Every record that follows must be duplicated exactly, with images left out.
** begin GIVEN DATA **
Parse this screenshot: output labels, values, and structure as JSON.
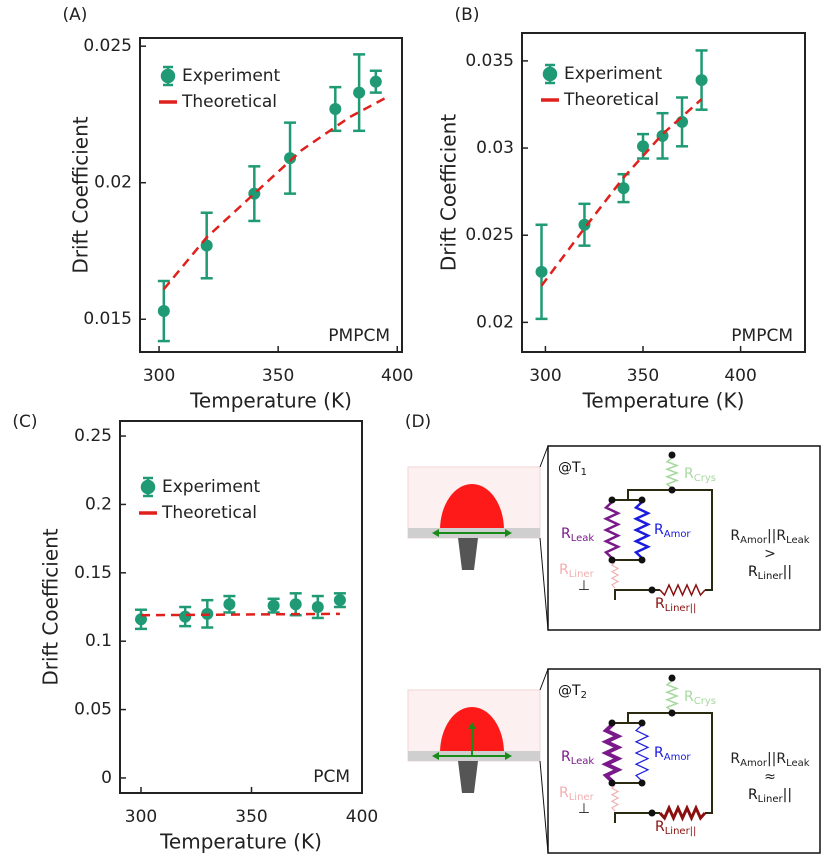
{
  "chart_data": [
    {
      "type": "errorbar",
      "panel_label": "(A)",
      "xlabel": "Temperature (K)",
      "ylabel": "Drift Coefficient",
      "annotation": "PMPCM",
      "legend": "upper left",
      "xlim": [
        292,
        402
      ],
      "xticks": [
        300,
        350,
        400
      ],
      "ylim": [
        0.0138,
        0.0253
      ],
      "yticks": [
        0.015,
        0.02,
        0.025
      ],
      "series": [
        {
          "name": "Experiment",
          "color": "#1f9a74",
          "x": [
            302,
            320,
            340,
            355,
            374,
            384,
            391
          ],
          "values": [
            0.0153,
            0.0177,
            0.0196,
            0.0209,
            0.0227,
            0.0233,
            0.0237
          ],
          "errors": [
            0.0011,
            0.0012,
            0.001,
            0.0013,
            0.0008,
            0.0014,
            0.0004
          ]
        },
        {
          "name": "Theoretical",
          "color": "#e0201c",
          "line_style": "dashed",
          "x": [
            302,
            320,
            340,
            360,
            380,
            395
          ],
          "values": [
            0.0161,
            0.018,
            0.0196,
            0.0212,
            0.0224,
            0.0231
          ]
        }
      ]
    },
    {
      "type": "errorbar",
      "panel_label": "(B)",
      "xlabel": "Temperature (K)",
      "ylabel": "Drift Coefficient",
      "annotation": "PMPCM",
      "legend": "upper left",
      "xlim": [
        288,
        433
      ],
      "xticks": [
        300,
        350,
        400
      ],
      "ylim": [
        0.0183,
        0.0366
      ],
      "yticks": [
        0.02,
        0.025,
        0.03,
        0.035
      ],
      "series": [
        {
          "name": "Experiment",
          "color": "#1f9a74",
          "x": [
            298,
            320,
            340,
            350,
            360,
            370,
            380
          ],
          "values": [
            0.0229,
            0.0256,
            0.0277,
            0.0301,
            0.0307,
            0.0315,
            0.0339
          ],
          "errors": [
            0.0027,
            0.0012,
            0.0008,
            0.0007,
            0.0013,
            0.0014,
            0.0017
          ]
        },
        {
          "name": "Theoretical",
          "color": "#e0201c",
          "line_style": "dashed",
          "x": [
            298,
            320,
            340,
            360,
            380
          ],
          "values": [
            0.0221,
            0.0254,
            0.0283,
            0.0308,
            0.0328
          ]
        }
      ]
    },
    {
      "type": "errorbar",
      "panel_label": "(C)",
      "xlabel": "Temperature (K)",
      "ylabel": "Drift Coefficient",
      "annotation": "PCM",
      "legend": "upper left",
      "xlim": [
        290.5,
        400
      ],
      "xticks": [
        300,
        350,
        400
      ],
      "ylim": [
        -0.011,
        0.261
      ],
      "yticks": [
        0,
        0.05,
        0.1,
        0.15,
        0.2,
        0.25
      ],
      "series": [
        {
          "name": "Experiment",
          "color": "#1f9a74",
          "x": [
            300,
            320,
            330,
            340,
            360,
            370,
            380,
            390
          ],
          "values": [
            0.116,
            0.118,
            0.12,
            0.127,
            0.126,
            0.127,
            0.125,
            0.13
          ],
          "errors": [
            0.007,
            0.007,
            0.01,
            0.006,
            0.005,
            0.008,
            0.008,
            0.005
          ]
        },
        {
          "name": "Theoretical",
          "color": "#e0201c",
          "line_style": "dashed",
          "x": [
            300,
            390
          ],
          "values": [
            0.119,
            0.12
          ]
        }
      ]
    }
  ],
  "diagram": {
    "panel_label": "(D)",
    "circuits": [
      {
        "temperature": {
          "text": "@T",
          "sub": "1"
        },
        "crys": {
          "text": "R",
          "sub": "Crys"
        },
        "leak": {
          "text": "R",
          "sub": "Leak"
        },
        "amor": {
          "text": "R",
          "sub": "Amor"
        },
        "liner_perp": {
          "text": "R",
          "sub": "Liner",
          "below": "⊥"
        },
        "liner_par": {
          "text": "R",
          "sub": "Liner||"
        },
        "relation": {
          "a": {
            "text": "R",
            "sub": "Amor"
          },
          "b": {
            "text": "||R",
            "sub": "Leak"
          },
          "op": ">",
          "c": {
            "text": "R",
            "sub": "Liner",
            "after": "||"
          }
        }
      },
      {
        "temperature": {
          "text": "@T",
          "sub": "2"
        },
        "crys": {
          "text": "R",
          "sub": "Crys"
        },
        "leak": {
          "text": "R",
          "sub": "Leak"
        },
        "amor": {
          "text": "R",
          "sub": "Amor"
        },
        "liner_perp": {
          "text": "R",
          "sub": "Liner",
          "below": "⊥"
        },
        "liner_par": {
          "text": "R",
          "sub": "Liner||"
        },
        "relation": {
          "a": {
            "text": "R",
            "sub": "Amor"
          },
          "b": {
            "text": "||R",
            "sub": "Leak"
          },
          "op": "≈",
          "c": {
            "text": "R",
            "sub": "Liner",
            "after": "||"
          }
        }
      }
    ]
  }
}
** end GIVEN DATA **
> **OUTPUT FOR THIS TASK**
Parse this screenshot: output labels, values, and structure as JSON.
{
  "chart_data": [
    {
      "type": "errorbar",
      "panel_label": "(A)",
      "xlabel": "Temperature (K)",
      "ylabel": "Drift Coefficient",
      "annotation": "PMPCM",
      "legend": "upper left",
      "xlim": [
        292,
        402
      ],
      "xticks": [
        300,
        350,
        400
      ],
      "ylim": [
        0.0138,
        0.0253
      ],
      "yticks": [
        0.015,
        0.02,
        0.025
      ],
      "series": [
        {
          "name": "Experiment",
          "color": "#1f9a74",
          "x": [
            302,
            320,
            340,
            355,
            374,
            384,
            391
          ],
          "values": [
            0.0153,
            0.0177,
            0.0196,
            0.0209,
            0.0227,
            0.0233,
            0.0237
          ],
          "errors": [
            0.0011,
            0.0012,
            0.001,
            0.0013,
            0.0008,
            0.0014,
            0.0004
          ]
        },
        {
          "name": "Theoretical",
          "color": "#e0201c",
          "line_style": "dashed",
          "x": [
            302,
            320,
            340,
            360,
            380,
            395
          ],
          "values": [
            0.0161,
            0.018,
            0.0196,
            0.0212,
            0.0224,
            0.0231
          ]
        }
      ]
    },
    {
      "type": "errorbar",
      "panel_label": "(B)",
      "xlabel": "Temperature (K)",
      "ylabel": "Drift Coefficient",
      "annotation": "PMPCM",
      "legend": "upper left",
      "xlim": [
        288,
        433
      ],
      "xticks": [
        300,
        350,
        400
      ],
      "ylim": [
        0.0183,
        0.0366
      ],
      "yticks": [
        0.02,
        0.025,
        0.03,
        0.035
      ],
      "series": [
        {
          "name": "Experiment",
          "color": "#1f9a74",
          "x": [
            298,
            320,
            340,
            350,
            360,
            370,
            380
          ],
          "values": [
            0.0229,
            0.0256,
            0.0277,
            0.0301,
            0.0307,
            0.0315,
            0.0339
          ],
          "errors": [
            0.0027,
            0.0012,
            0.0008,
            0.0007,
            0.0013,
            0.0014,
            0.0017
          ]
        },
        {
          "name": "Theoretical",
          "color": "#e0201c",
          "line_style": "dashed",
          "x": [
            298,
            320,
            340,
            360,
            380
          ],
          "values": [
            0.0221,
            0.0254,
            0.0283,
            0.0308,
            0.0328
          ]
        }
      ]
    },
    {
      "type": "errorbar",
      "panel_label": "(C)",
      "xlabel": "Temperature (K)",
      "ylabel": "Drift Coefficient",
      "annotation": "PCM",
      "legend": "upper left",
      "xlim": [
        290.5,
        400
      ],
      "xticks": [
        300,
        350,
        400
      ],
      "ylim": [
        -0.011,
        0.261
      ],
      "yticks": [
        0,
        0.05,
        0.1,
        0.15,
        0.2,
        0.25
      ],
      "series": [
        {
          "name": "Experiment",
          "color": "#1f9a74",
          "x": [
            300,
            320,
            330,
            340,
            360,
            370,
            380,
            390
          ],
          "values": [
            0.116,
            0.118,
            0.12,
            0.127,
            0.126,
            0.127,
            0.125,
            0.13
          ],
          "errors": [
            0.007,
            0.007,
            0.01,
            0.006,
            0.005,
            0.008,
            0.008,
            0.005
          ]
        },
        {
          "name": "Theoretical",
          "color": "#e0201c",
          "line_style": "dashed",
          "x": [
            300,
            390
          ],
          "values": [
            0.119,
            0.12
          ]
        }
      ]
    }
  ],
  "diagram": {
    "panel_label": "(D)",
    "circuits": [
      {
        "temperature": {
          "text": "@T",
          "sub": "1"
        },
        "crys": {
          "text": "R",
          "sub": "Crys"
        },
        "leak": {
          "text": "R",
          "sub": "Leak"
        },
        "amor": {
          "text": "R",
          "sub": "Amor"
        },
        "liner_perp": {
          "text": "R",
          "sub": "Liner",
          "below": "⊥"
        },
        "liner_par": {
          "text": "R",
          "sub": "Liner||"
        },
        "relation": {
          "a": {
            "text": "R",
            "sub": "Amor"
          },
          "b": {
            "text": "||R",
            "sub": "Leak"
          },
          "op": ">",
          "c": {
            "text": "R",
            "sub": "Liner",
            "after": "||"
          }
        }
      },
      {
        "temperature": {
          "text": "@T",
          "sub": "2"
        },
        "crys": {
          "text": "R",
          "sub": "Crys"
        },
        "leak": {
          "text": "R",
          "sub": "Leak"
        },
        "amor": {
          "text": "R",
          "sub": "Amor"
        },
        "liner_perp": {
          "text": "R",
          "sub": "Liner",
          "below": "⊥"
        },
        "liner_par": {
          "text": "R",
          "sub": "Liner||"
        },
        "relation": {
          "a": {
            "text": "R",
            "sub": "Amor"
          },
          "b": {
            "text": "||R",
            "sub": "Leak"
          },
          "op": "≈",
          "c": {
            "text": "R",
            "sub": "Liner",
            "after": "||"
          }
        }
      }
    ]
  }
}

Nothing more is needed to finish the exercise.